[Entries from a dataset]

--

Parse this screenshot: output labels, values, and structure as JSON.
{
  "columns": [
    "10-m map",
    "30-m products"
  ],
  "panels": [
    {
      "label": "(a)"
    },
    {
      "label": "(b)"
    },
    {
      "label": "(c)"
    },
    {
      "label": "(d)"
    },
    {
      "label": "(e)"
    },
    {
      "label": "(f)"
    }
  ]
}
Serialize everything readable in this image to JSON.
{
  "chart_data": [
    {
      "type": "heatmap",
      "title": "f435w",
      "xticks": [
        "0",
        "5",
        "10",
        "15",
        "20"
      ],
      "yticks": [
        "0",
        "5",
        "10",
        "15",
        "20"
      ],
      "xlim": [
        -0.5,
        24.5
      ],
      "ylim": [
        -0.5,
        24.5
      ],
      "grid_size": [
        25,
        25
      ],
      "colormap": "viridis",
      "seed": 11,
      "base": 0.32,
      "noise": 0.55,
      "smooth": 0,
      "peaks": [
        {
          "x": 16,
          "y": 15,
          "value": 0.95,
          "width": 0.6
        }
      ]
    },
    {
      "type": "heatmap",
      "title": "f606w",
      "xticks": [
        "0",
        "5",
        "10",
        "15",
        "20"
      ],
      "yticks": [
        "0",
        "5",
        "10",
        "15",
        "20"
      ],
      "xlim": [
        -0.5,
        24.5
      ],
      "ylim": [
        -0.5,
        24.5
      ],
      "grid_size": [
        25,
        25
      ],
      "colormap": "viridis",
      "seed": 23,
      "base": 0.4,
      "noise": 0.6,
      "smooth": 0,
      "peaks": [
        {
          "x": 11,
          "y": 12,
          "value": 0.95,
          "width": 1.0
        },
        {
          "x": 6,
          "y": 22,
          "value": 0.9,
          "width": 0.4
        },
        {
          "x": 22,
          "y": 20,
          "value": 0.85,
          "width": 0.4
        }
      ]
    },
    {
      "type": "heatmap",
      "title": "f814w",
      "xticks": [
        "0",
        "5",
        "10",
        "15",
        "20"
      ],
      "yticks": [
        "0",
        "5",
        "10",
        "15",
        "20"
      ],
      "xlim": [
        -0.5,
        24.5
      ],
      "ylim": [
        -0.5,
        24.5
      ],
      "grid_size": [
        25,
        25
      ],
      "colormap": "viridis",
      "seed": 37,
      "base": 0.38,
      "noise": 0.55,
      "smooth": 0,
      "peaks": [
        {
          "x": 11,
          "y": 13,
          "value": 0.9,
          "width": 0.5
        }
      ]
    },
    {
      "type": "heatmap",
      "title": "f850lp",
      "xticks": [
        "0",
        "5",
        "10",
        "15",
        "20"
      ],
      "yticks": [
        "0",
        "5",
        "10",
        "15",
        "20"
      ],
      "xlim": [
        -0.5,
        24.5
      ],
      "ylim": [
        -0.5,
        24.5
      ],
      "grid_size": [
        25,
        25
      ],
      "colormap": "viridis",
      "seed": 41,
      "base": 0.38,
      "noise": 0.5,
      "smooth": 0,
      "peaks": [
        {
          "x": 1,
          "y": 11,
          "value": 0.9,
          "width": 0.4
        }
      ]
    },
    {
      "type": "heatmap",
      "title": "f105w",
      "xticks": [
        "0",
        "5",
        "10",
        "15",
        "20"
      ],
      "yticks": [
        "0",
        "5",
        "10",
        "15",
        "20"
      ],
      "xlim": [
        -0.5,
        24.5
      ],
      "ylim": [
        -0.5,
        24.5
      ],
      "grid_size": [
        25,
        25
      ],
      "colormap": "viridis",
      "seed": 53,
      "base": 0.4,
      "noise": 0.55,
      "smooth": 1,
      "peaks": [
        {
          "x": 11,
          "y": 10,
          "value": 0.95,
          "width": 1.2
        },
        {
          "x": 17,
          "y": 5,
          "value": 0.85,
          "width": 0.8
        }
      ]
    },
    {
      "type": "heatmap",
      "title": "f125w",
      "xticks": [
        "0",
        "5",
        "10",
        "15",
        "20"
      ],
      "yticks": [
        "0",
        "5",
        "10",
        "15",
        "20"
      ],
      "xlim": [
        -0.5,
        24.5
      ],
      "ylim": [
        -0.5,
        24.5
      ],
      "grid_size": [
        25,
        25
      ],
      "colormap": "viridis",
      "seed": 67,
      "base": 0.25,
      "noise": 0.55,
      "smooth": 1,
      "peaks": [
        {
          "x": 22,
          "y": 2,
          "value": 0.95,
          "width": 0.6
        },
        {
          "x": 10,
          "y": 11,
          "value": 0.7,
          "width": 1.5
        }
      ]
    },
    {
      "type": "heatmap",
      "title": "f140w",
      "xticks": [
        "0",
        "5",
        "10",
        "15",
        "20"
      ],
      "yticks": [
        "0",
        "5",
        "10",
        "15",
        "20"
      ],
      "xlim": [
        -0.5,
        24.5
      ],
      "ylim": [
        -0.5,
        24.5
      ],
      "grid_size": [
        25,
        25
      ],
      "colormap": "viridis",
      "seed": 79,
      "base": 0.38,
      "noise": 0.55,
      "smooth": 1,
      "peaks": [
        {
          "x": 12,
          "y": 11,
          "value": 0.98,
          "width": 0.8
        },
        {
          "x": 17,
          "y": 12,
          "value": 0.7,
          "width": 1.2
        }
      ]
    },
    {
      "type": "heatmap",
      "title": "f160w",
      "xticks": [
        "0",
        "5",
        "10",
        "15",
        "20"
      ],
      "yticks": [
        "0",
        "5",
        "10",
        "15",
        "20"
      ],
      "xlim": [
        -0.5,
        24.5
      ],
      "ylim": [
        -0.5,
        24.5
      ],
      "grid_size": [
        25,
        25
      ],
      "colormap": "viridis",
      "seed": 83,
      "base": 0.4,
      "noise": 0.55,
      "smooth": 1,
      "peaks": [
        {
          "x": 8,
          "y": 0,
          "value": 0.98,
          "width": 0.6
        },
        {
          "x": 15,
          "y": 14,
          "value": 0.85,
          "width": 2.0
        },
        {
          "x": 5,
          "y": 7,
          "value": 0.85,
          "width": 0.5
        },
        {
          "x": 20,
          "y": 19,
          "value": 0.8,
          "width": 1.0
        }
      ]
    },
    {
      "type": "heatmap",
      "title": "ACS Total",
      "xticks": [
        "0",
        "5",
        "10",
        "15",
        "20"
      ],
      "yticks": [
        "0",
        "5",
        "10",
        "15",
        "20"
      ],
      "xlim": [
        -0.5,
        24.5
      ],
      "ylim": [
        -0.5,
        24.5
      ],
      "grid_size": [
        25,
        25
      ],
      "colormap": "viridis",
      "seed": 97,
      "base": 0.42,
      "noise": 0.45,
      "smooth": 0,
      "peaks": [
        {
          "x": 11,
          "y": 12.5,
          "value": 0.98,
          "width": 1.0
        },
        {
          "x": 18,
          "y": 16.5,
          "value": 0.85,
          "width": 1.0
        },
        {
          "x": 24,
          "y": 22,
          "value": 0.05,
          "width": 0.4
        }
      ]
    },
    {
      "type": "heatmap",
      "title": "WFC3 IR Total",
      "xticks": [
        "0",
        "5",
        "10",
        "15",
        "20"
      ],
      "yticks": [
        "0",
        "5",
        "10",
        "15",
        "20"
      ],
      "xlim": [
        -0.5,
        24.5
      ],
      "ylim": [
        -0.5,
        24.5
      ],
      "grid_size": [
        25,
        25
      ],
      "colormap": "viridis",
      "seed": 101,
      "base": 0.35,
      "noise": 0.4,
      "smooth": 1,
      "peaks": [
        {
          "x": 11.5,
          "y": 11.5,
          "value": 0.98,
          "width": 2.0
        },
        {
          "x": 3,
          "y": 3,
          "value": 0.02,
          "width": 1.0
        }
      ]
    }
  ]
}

--

▶ WHAT IS REQUIRED
Output each record precisely as given.

▶ CORRECT RESPONSE
Parse this screenshot: output labels, values, and structure as JSON.
{
  "columns": [
    "10-m map",
    "30-m products"
  ],
  "panels": [
    {
      "label": "(a)"
    },
    {
      "label": "(b)"
    },
    {
      "label": "(c)"
    },
    {
      "label": "(d)"
    },
    {
      "label": "(e)"
    },
    {
      "label": "(f)"
    }
  ]
}
Serialize everything readable in this image to JSON.
{
  "chart_data": [
    {
      "type": "heatmap",
      "title": "f435w",
      "xticks": [
        "0",
        "5",
        "10",
        "15",
        "20"
      ],
      "yticks": [
        "0",
        "5",
        "10",
        "15",
        "20"
      ],
      "xlim": [
        -0.5,
        24.5
      ],
      "ylim": [
        -0.5,
        24.5
      ],
      "grid_size": [
        25,
        25
      ],
      "colormap": "viridis",
      "seed": 11,
      "base": 0.32,
      "noise": 0.55,
      "smooth": 0,
      "peaks": [
        {
          "x": 16,
          "y": 15,
          "value": 0.95,
          "width": 0.6
        }
      ]
    },
    {
      "type": "heatmap",
      "title": "f606w",
      "xticks": [
        "0",
        "5",
        "10",
        "15",
        "20"
      ],
      "yticks": [
        "0",
        "5",
        "10",
        "15",
        "20"
      ],
      "xlim": [
        -0.5,
        24.5
      ],
      "ylim": [
        -0.5,
        24.5
      ],
      "grid_size": [
        25,
        25
      ],
      "colormap": "viridis",
      "seed": 23,
      "base": 0.4,
      "noise": 0.6,
      "smooth": 0,
      "peaks": [
        {
          "x": 11,
          "y": 12,
          "value": 0.95,
          "width": 1.0
        },
        {
          "x": 6,
          "y": 22,
          "value": 0.9,
          "width": 0.4
        },
        {
          "x": 22,
          "y": 20,
          "value": 0.85,
          "width": 0.4
        }
      ]
    },
    {
      "type": "heatmap",
      "title": "f814w",
      "xticks": [
        "0",
        "5",
        "10",
        "15",
        "20"
      ],
      "yticks": [
        "0",
        "5",
        "10",
        "15",
        "20"
      ],
      "xlim": [
        -0.5,
        24.5
      ],
      "ylim": [
        -0.5,
        24.5
      ],
      "grid_size": [
        25,
        25
      ],
      "colormap": "viridis",
      "seed": 37,
      "base": 0.38,
      "noise": 0.55,
      "smooth": 0,
      "peaks": [
        {
          "x": 11,
          "y": 13,
          "value": 0.9,
          "width": 0.5
        }
      ]
    },
    {
      "type": "heatmap",
      "title": "f850lp",
      "xticks": [
        "0",
        "5",
        "10",
        "15",
        "20"
      ],
      "yticks": [
        "0",
        "5",
        "10",
        "15",
        "20"
      ],
      "xlim": [
        -0.5,
        24.5
      ],
      "ylim": [
        -0.5,
        24.5
      ],
      "grid_size": [
        25,
        25
      ],
      "colormap": "viridis",
      "seed": 41,
      "base": 0.38,
      "noise": 0.5,
      "smooth": 0,
      "peaks": [
        {
          "x": 1,
          "y": 11,
          "value": 0.9,
          "width": 0.4
        }
      ]
    },
    {
      "type": "heatmap",
      "title": "f105w",
      "xticks": [
        "0",
        "5",
        "10",
        "15",
        "20"
      ],
      "yticks": [
        "0",
        "5",
        "10",
        "15",
        "20"
      ],
      "xlim": [
        -0.5,
        24.5
      ],
      "ylim": [
        -0.5,
        24.5
      ],
      "grid_size": [
        25,
        25
      ],
      "colormap": "viridis",
      "seed": 53,
      "base": 0.4,
      "noise": 0.55,
      "smooth": 1,
      "peaks": [
        {
          "x": 11,
          "y": 10,
          "value": 0.95,
          "width": 1.2
        },
        {
          "x": 17,
          "y": 5,
          "value": 0.85,
          "width": 0.8
        }
      ]
    },
    {
      "type": "heatmap",
      "title": "f125w",
      "xticks": [
        "0",
        "5",
        "10",
        "15",
        "20"
      ],
      "yticks": [
        "0",
        "5",
        "10",
        "15",
        "20"
      ],
      "xlim": [
        -0.5,
        24.5
      ],
      "ylim": [
        -0.5,
        24.5
      ],
      "grid_size": [
        25,
        25
      ],
      "colormap": "viridis",
      "seed": 67,
      "base": 0.25,
      "noise": 0.55,
      "smooth": 1,
      "peaks": [
        {
          "x": 22,
          "y": 2,
          "value": 0.95,
          "width": 0.6
        },
        {
          "x": 10,
          "y": 11,
          "value": 0.7,
          "width": 1.5
        }
      ]
    },
    {
      "type": "heatmap",
      "title": "f140w",
      "xticks": [
        "0",
        "5",
        "10",
        "15",
        "20"
      ],
      "yticks": [
        "0",
        "5",
        "10",
        "15",
        "20"
      ],
      "xlim": [
        -0.5,
        24.5
      ],
      "ylim": [
        -0.5,
        24.5
      ],
      "grid_size": [
        25,
        25
      ],
      "colormap": "viridis",
      "seed": 79,
      "base": 0.38,
      "noise": 0.55,
      "smooth": 1,
      "peaks": [
        {
          "x": 12,
          "y": 11,
          "value": 0.98,
          "width": 0.8
        },
        {
          "x": 17,
          "y": 12,
          "value": 0.7,
          "width": 1.2
        }
      ]
    },
    {
      "type": "heatmap",
      "title": "f160w",
      "xticks": [
        "0",
        "5",
        "10",
        "15",
        "20"
      ],
      "yticks": [
        "0",
        "5",
        "10",
        "15",
        "20"
      ],
      "xlim": [
        -0.5,
        24.5
      ],
      "ylim": [
        -0.5,
        24.5
      ],
      "grid_size": [
        25,
        25
      ],
      "colormap": "viridis",
      "seed": 83,
      "base": 0.4,
      "noise": 0.55,
      "smooth": 1,
      "peaks": [
        {
          "x": 8,
          "y": 0,
          "value": 0.98,
          "width": 0.6
        },
        {
          "x": 15,
          "y": 14,
          "value": 0.85,
          "width": 2.0
        },
        {
          "x": 5,
          "y": 7,
          "value": 0.85,
          "width": 0.5
        },
        {
          "x": 20,
          "y": 19,
          "value": 0.8,
          "width": 1.0
        }
      ]
    },
    {
      "type": "heatmap",
      "title": "ACS Total",
      "xticks": [
        "0",
        "5",
        "10",
        "15",
        "20"
      ],
      "yticks": [
        "0",
        "5",
        "10",
        "15",
        "20"
      ],
      "xlim": [
        -0.5,
        24.5
      ],
      "ylim": [
        -0.5,
        24.5
      ],
      "grid_size": [
        25,
        25
      ],
      "colormap": "viridis",
      "seed": 97,
      "base": 0.42,
      "noise": 0.45,
      "smooth": 0,
      "peaks": [
        {
          "x": 11,
          "y": 12.5,
          "value": 0.98,
          "width": 1.0
        },
        {
          "x": 18,
          "y": 16.5,
          "value": 0.85,
          "width": 1.0
        },
        {
          "x": 24,
          "y": 22,
          "value": 0.05,
          "width": 0.4
        }
      ]
    },
    {
      "type": "heatmap",
      "title": "WFC3 IR Total",
      "xticks": [
        "0",
        "5",
        "10",
        "15",
        "20"
      ],
      "yticks": [
        "0",
        "5",
        "10",
        "15",
        "20"
      ],
      "xlim": [
        -0.5,
        24.5
      ],
      "ylim": [
        -0.5,
        24.5
      ],
      "grid_size": [
        25,
        25
      ],
      "colormap": "viridis",
      "seed": 101,
      "base": 0.35,
      "noise": 0.4,
      "smooth": 1,
      "peaks": [
        {
          "x": 11.5,
          "y": 11.5,
          "value": 0.98,
          "width": 2.0
        },
        {
          "x": 3,
          "y": 3,
          "value": 0.02,
          "width": 1.0
        }
      ]
    }
  ]
}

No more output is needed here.